┌──

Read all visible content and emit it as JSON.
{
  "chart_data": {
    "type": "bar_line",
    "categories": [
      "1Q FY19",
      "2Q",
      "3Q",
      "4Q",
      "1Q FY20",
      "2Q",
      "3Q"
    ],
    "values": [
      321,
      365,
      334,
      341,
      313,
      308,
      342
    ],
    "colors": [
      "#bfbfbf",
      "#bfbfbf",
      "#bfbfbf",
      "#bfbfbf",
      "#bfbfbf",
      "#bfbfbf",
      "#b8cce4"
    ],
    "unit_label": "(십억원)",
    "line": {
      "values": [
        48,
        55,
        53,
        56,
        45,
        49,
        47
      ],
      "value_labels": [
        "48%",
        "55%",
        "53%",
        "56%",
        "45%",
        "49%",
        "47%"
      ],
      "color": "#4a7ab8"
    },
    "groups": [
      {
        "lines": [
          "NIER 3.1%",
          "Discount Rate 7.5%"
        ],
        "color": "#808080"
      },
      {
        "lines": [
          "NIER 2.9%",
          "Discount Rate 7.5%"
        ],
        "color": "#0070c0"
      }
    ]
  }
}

└──

• _WRITTEN REQUEST_: Copy out the whole listing exactly; please set it all down.

• _RESPONSE TO THE TASK_:
Read all visible content and emit it as JSON.
{
  "chart_data": {
    "type": "bar_line",
    "categories": [
      "1Q FY19",
      "2Q",
      "3Q",
      "4Q",
      "1Q FY20",
      "2Q",
      "3Q"
    ],
    "values": [
      321,
      365,
      334,
      341,
      313,
      308,
      342
    ],
    "colors": [
      "#bfbfbf",
      "#bfbfbf",
      "#bfbfbf",
      "#bfbfbf",
      "#bfbfbf",
      "#bfbfbf",
      "#b8cce4"
    ],
    "unit_label": "(십억원)",
    "line": {
      "values": [
        48,
        55,
        53,
        56,
        45,
        49,
        47
      ],
      "value_labels": [
        "48%",
        "55%",
        "53%",
        "56%",
        "45%",
        "49%",
        "47%"
      ],
      "color": "#4a7ab8"
    },
    "groups": [
      {
        "lines": [
          "NIER 3.1%",
          "Discount Rate 7.5%"
        ],
        "color": "#808080"
      },
      {
        "lines": [
          "NIER 2.9%",
          "Discount Rate 7.5%"
        ],
        "color": "#0070c0"
      }
    ]
  }
}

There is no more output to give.